— START Provided entries —

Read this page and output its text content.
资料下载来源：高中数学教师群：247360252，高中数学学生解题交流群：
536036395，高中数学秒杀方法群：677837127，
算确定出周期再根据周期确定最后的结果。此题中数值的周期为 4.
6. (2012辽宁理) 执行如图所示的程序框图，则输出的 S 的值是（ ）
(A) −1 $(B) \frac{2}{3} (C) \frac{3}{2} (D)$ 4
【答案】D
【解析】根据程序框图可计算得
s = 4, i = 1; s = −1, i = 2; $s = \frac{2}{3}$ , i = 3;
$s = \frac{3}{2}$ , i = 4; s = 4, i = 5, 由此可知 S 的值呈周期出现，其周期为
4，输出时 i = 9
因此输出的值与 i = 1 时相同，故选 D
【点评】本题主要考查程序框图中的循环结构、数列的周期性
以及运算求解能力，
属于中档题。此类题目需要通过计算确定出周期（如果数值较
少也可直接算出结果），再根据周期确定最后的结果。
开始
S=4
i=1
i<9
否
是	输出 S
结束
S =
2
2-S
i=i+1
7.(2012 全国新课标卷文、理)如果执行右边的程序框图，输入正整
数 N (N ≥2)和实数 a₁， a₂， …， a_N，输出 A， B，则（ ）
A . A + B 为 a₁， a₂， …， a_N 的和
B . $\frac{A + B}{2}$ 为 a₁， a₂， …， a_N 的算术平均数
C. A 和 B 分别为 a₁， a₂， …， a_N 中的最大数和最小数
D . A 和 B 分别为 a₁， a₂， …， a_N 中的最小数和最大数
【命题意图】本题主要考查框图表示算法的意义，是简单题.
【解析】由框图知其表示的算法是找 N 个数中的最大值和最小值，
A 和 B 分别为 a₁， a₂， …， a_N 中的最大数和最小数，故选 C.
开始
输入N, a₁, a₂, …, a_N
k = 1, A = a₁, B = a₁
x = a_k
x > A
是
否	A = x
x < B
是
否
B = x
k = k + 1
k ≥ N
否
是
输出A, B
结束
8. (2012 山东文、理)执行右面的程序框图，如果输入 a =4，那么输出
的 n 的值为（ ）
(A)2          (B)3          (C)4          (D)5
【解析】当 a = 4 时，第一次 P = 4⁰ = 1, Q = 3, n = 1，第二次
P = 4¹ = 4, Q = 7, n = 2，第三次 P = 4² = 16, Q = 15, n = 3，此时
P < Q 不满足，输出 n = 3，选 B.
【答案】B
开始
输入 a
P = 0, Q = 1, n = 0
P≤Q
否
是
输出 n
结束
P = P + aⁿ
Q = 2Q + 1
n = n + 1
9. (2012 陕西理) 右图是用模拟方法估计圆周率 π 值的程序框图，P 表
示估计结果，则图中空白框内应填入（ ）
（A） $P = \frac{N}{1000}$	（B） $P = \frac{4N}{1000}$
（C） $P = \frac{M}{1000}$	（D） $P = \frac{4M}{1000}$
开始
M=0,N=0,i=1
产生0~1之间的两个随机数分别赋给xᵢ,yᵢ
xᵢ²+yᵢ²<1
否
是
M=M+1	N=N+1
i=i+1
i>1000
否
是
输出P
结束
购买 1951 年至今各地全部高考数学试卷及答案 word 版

— END Provided entries —

> **Aim**: From the listing above, pick out each line where the word "中的最大数和最小数" appears.

> **Result below**:
C. A 和 B 分别为 a₁， a₂， …， a_N 中的最大数和最小数
A 和 B 分别为 a₁， a₂， …， a_N 中的最大数和最小数，故选 C.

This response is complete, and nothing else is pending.